Problem description: All of the records listed below should be retyped exactly.
____ Entries provided
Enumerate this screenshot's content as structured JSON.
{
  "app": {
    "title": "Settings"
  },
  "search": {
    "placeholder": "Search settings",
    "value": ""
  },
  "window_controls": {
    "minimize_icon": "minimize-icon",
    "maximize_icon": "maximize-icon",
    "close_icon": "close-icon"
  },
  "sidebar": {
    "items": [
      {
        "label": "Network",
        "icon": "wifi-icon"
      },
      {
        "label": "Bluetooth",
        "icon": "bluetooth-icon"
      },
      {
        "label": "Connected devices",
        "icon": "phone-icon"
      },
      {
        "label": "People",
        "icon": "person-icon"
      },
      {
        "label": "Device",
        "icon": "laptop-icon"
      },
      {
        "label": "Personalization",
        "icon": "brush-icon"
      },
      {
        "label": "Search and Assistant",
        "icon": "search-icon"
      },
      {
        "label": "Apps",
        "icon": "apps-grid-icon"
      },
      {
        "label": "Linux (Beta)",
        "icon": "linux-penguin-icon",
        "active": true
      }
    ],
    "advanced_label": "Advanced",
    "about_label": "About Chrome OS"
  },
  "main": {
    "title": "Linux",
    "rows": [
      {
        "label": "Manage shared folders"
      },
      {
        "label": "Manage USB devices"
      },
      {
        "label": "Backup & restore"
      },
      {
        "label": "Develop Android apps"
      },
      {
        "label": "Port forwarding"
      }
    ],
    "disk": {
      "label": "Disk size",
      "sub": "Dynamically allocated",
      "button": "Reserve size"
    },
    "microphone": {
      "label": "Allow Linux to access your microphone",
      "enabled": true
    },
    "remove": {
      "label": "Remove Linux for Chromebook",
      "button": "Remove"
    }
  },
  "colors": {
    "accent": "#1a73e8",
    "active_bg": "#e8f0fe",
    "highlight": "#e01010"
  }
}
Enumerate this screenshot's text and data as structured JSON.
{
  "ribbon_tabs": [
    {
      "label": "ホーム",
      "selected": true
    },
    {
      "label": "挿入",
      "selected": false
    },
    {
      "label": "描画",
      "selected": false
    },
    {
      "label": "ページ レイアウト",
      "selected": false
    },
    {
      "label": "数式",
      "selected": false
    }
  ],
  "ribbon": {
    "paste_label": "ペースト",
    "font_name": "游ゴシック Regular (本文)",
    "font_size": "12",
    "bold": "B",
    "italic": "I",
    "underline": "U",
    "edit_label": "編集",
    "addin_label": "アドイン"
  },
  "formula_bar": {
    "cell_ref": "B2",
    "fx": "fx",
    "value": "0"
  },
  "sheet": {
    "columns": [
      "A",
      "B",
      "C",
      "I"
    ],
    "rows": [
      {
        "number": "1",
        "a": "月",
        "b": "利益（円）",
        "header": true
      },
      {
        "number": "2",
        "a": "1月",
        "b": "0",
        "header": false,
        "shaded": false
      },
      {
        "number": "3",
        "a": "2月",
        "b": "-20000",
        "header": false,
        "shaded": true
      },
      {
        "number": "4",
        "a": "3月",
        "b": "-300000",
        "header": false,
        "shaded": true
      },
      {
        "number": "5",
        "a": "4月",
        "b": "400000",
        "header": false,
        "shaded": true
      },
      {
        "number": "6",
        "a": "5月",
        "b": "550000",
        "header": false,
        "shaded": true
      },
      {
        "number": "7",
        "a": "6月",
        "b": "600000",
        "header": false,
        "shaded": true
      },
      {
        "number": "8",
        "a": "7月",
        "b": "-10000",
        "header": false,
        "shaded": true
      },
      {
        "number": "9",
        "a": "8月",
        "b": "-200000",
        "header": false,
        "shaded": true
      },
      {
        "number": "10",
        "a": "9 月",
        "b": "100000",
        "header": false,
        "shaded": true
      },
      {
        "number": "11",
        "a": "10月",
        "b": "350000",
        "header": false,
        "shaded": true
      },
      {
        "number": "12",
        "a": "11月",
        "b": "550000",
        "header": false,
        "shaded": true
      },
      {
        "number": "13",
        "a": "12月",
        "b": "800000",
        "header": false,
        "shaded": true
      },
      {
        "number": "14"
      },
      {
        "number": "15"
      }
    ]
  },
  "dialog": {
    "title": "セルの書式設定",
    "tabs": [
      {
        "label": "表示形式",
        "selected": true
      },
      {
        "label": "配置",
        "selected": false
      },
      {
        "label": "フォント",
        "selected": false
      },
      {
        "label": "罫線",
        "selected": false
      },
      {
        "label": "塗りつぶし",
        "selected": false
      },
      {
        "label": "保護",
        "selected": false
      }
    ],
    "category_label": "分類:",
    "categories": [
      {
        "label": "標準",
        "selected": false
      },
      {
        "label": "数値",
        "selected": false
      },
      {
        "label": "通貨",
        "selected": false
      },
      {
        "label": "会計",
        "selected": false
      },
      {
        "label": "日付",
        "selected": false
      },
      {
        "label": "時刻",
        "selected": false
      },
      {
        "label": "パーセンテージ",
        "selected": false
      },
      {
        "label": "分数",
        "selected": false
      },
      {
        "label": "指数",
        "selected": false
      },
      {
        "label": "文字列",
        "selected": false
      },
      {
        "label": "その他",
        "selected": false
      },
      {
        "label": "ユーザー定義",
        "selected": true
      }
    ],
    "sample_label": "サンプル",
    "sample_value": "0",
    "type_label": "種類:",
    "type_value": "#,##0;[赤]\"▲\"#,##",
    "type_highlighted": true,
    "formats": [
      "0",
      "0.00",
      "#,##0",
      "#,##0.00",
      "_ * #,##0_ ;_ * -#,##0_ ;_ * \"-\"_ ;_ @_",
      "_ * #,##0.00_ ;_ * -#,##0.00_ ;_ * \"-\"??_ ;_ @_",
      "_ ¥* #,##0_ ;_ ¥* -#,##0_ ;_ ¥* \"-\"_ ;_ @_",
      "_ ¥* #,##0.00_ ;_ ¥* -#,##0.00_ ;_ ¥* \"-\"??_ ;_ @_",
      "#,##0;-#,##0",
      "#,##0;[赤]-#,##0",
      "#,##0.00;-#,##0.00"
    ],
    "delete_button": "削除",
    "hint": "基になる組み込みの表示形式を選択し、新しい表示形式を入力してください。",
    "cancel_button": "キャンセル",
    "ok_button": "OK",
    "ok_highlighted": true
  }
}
________
Final result:
Enumerate this screenshot's content as structured JSON.
{
  "app": {
    "title": "Settings"
  },
  "search": {
    "placeholder": "Search settings",
    "value": ""
  },
  "window_controls": {
    "minimize_icon": "minimize-icon",
    "maximize_icon": "maximize-icon",
    "close_icon": "close-icon"
  },
  "sidebar": {
    "items": [
      {
        "label": "Network",
        "icon": "wifi-icon"
      },
      {
        "label": "Bluetooth",
        "icon": "bluetooth-icon"
      },
      {
        "label": "Connected devices",
        "icon": "phone-icon"
      },
      {
        "label": "People",
        "icon": "person-icon"
      },
      {
        "label": "Device",
        "icon": "laptop-icon"
      },
      {
        "label": "Personalization",
        "icon": "brush-icon"
      },
      {
        "label": "Search and Assistant",
        "icon": "search-icon"
      },
      {
        "label": "Apps",
        "icon": "apps-grid-icon"
      },
      {
        "label": "Linux (Beta)",
        "icon": "linux-penguin-icon",
        "active": true
      }
    ],
    "advanced_label": "Advanced",
    "about_label": "About Chrome OS"
  },
  "main": {
    "title": "Linux",
    "rows": [
      {
        "label": "Manage shared folders"
      },
      {
        "label": "Manage USB devices"
      },
      {
        "label": "Backup & restore"
      },
      {
        "label": "Develop Android apps"
      },
      {
        "label": "Port forwarding"
      }
    ],
    "disk": {
      "label": "Disk size",
      "sub": "Dynamically allocated",
      "button": "Reserve size"
    },
    "microphone": {
      "label": "Allow Linux to access your microphone",
      "enabled": true
    },
    "remove": {
      "label": "Remove Linux for Chromebook",
      "button": "Remove"
    }
  },
  "colors": {
    "accent": "#1a73e8",
    "active_bg": "#e8f0fe",
    "highlight": "#e01010"
  }
}
Enumerate this screenshot's text and data as structured JSON.
{
  "ribbon_tabs": [
    {
      "label": "ホーム",
      "selected": true
    },
    {
      "label": "挿入",
      "selected": false
    },
    {
      "label": "描画",
      "selected": false
    },
    {
      "label": "ページ レイアウト",
      "selected": false
    },
    {
      "label": "数式",
      "selected": false
    }
  ],
  "ribbon": {
    "paste_label": "ペースト",
    "font_name": "游ゴシック Regular (本文)",
    "font_size": "12",
    "bold": "B",
    "italic": "I",
    "underline": "U",
    "edit_label": "編集",
    "addin_label": "アドイン"
  },
  "formula_bar": {
    "cell_ref": "B2",
    "fx": "fx",
    "value": "0"
  },
  "sheet": {
    "columns": [
      "A",
      "B",
      "C",
      "I"
    ],
    "rows": [
      {
        "number": "1",
        "a": "月",
        "b": "利益（円）",
        "header": true
      },
      {
        "number": "2",
        "a": "1月",
        "b": "0",
        "header": false,
        "shaded": false
      },
      {
        "number": "3",
        "a": "2月",
        "b": "-20000",
        "header": false,
        "shaded": true
      },
      {
        "number": "4",
        "a": "3月",
        "b": "-300000",
        "header": false,
        "shaded": true
      },
      {
        "number": "5",
        "a": "4月",
        "b": "400000",
        "header": false,
        "shaded": true
      },
      {
        "number": "6",
        "a": "5月",
        "b": "550000",
        "header": false,
        "shaded": true
      },
      {
        "number": "7",
        "a": "6月",
        "b": "600000",
        "header": false,
        "shaded": true
      },
      {
        "number": "8",
        "a": "7月",
        "b": "-10000",
        "header": false,
        "shaded": true
      },
      {
        "number": "9",
        "a": "8月",
        "b": "-200000",
        "header": false,
        "shaded": true
      },
      {
        "number": "10",
        "a": "9 月",
        "b": "100000",
        "header": false,
        "shaded": true
      },
      {
        "number": "11",
        "a": "10月",
        "b": "350000",
        "header": false,
        "shaded": true
      },
      {
        "number": "12",
        "a": "11月",
        "b": "550000",
        "header": false,
        "shaded": true
      },
      {
        "number": "13",
        "a": "12月",
        "b": "800000",
        "header": false,
        "shaded": true
      },
      {
        "number": "14"
      },
      {
        "number": "15"
      }
    ]
  },
  "dialog": {
    "title": "セルの書式設定",
    "tabs": [
      {
        "label": "表示形式",
        "selected": true
      },
      {
        "label": "配置",
        "selected": false
      },
      {
        "label": "フォント",
        "selected": false
      },
      {
        "label": "罫線",
        "selected": false
      },
      {
        "label": "塗りつぶし",
        "selected": false
      },
      {
        "label": "保護",
        "selected": false
      }
    ],
    "category_label": "分類:",
    "categories": [
      {
        "label": "標準",
        "selected": false
      },
      {
        "label": "数値",
        "selected": false
      },
      {
        "label": "通貨",
        "selected": false
      },
      {
        "label": "会計",
        "selected": false
      },
      {
        "label": "日付",
        "selected": false
      },
      {
        "label": "時刻",
        "selected": false
      },
      {
        "label": "パーセンテージ",
        "selected": false
      },
      {
        "label": "分数",
        "selected": false
      },
      {
        "label": "指数",
        "selected": false
      },
      {
        "label": "文字列",
        "selected": false
      },
      {
        "label": "その他",
        "selected": false
      },
      {
        "label": "ユーザー定義",
        "selected": true
      }
    ],
    "sample_label": "サンプル",
    "sample_value": "0",
    "type_label": "種類:",
    "type_value": "#,##0;[赤]\"▲\"#,##",
    "type_highlighted": true,
    "formats": [
      "0",
      "0.00",
      "#,##0",
      "#,##0.00",
      "_ * #,##0_ ;_ * -#,##0_ ;_ * \"-\"_ ;_ @_",
      "_ * #,##0.00_ ;_ * -#,##0.00_ ;_ * \"-\"??_ ;_ @_",
      "_ ¥* #,##0_ ;_ ¥* -#,##0_ ;_ ¥* \"-\"_ ;_ @_",
      "_ ¥* #,##0.00_ ;_ ¥* -#,##0.00_ ;_ ¥* \"-\"??_ ;_ @_",
      "#,##0;-#,##0",
      "#,##0;[赤]-#,##0",
      "#,##0.00;-#,##0.00"
    ],
    "delete_button": "削除",
    "hint": "基になる組み込みの表示形式を選択し、新しい表示形式を入力してください。",
    "cancel_button": "キャンセル",
    "ok_button": "OK",
    "ok_highlighted": true
  }
}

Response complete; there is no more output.